*Records provided*:
• • • • •
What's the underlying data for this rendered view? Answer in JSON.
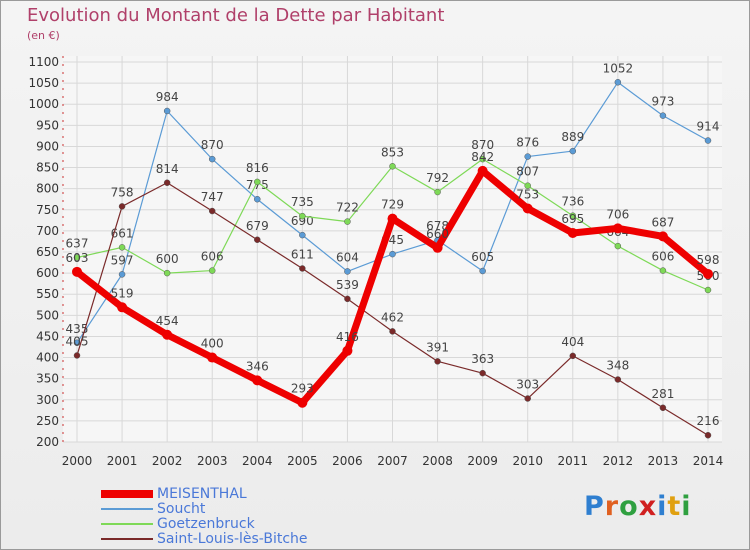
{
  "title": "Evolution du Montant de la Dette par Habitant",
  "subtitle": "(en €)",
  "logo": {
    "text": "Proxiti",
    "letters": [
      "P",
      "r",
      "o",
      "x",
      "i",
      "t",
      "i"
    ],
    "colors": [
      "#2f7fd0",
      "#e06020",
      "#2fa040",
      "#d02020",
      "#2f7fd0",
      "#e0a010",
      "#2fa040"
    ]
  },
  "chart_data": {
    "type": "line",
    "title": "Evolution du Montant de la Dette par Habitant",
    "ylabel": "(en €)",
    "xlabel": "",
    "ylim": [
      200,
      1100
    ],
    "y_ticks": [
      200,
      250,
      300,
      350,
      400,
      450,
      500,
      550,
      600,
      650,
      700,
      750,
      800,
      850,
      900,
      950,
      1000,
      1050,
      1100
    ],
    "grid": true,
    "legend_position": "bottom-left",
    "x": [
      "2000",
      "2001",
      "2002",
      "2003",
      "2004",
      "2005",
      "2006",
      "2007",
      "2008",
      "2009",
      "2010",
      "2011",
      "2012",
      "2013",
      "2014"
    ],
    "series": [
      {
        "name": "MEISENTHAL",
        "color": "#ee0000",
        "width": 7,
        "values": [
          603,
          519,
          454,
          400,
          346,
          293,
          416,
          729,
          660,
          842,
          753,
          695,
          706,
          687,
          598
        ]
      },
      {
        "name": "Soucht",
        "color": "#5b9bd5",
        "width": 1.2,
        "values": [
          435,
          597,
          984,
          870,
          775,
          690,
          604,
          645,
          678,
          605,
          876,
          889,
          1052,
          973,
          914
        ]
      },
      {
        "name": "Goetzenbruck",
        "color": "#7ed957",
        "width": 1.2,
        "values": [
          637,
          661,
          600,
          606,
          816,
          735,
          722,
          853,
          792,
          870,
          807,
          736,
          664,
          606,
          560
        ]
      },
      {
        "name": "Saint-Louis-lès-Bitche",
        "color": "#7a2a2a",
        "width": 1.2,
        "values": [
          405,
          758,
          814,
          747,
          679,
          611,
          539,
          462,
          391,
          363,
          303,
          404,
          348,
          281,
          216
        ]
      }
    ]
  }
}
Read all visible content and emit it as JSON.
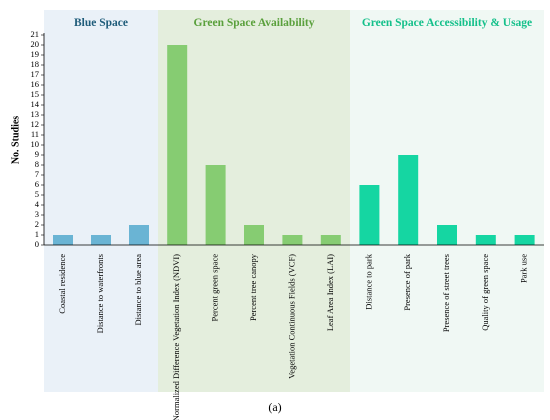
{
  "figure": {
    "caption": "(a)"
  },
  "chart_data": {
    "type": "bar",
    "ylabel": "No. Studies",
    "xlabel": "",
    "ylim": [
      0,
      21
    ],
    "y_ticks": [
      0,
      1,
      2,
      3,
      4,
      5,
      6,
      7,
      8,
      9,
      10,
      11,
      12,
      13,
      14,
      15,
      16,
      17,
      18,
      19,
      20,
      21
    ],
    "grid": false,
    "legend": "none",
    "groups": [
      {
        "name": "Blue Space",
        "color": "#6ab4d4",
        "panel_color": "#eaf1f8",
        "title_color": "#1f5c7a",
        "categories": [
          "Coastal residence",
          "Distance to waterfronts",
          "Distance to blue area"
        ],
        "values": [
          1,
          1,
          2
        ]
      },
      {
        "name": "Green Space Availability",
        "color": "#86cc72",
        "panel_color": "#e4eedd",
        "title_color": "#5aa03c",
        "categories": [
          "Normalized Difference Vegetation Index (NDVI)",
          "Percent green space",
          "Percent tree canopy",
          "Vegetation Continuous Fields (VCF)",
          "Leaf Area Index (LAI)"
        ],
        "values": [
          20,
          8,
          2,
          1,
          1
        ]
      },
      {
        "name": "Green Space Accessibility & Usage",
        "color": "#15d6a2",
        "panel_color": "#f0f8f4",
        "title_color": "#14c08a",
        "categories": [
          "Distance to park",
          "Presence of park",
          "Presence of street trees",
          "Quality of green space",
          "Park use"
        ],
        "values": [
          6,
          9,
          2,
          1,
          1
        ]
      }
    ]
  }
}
• • • • •
Extract every line that has the string "Distance" in it.

          "Distance to waterfronts",
          "Distance to blue area"
          "Distance to park",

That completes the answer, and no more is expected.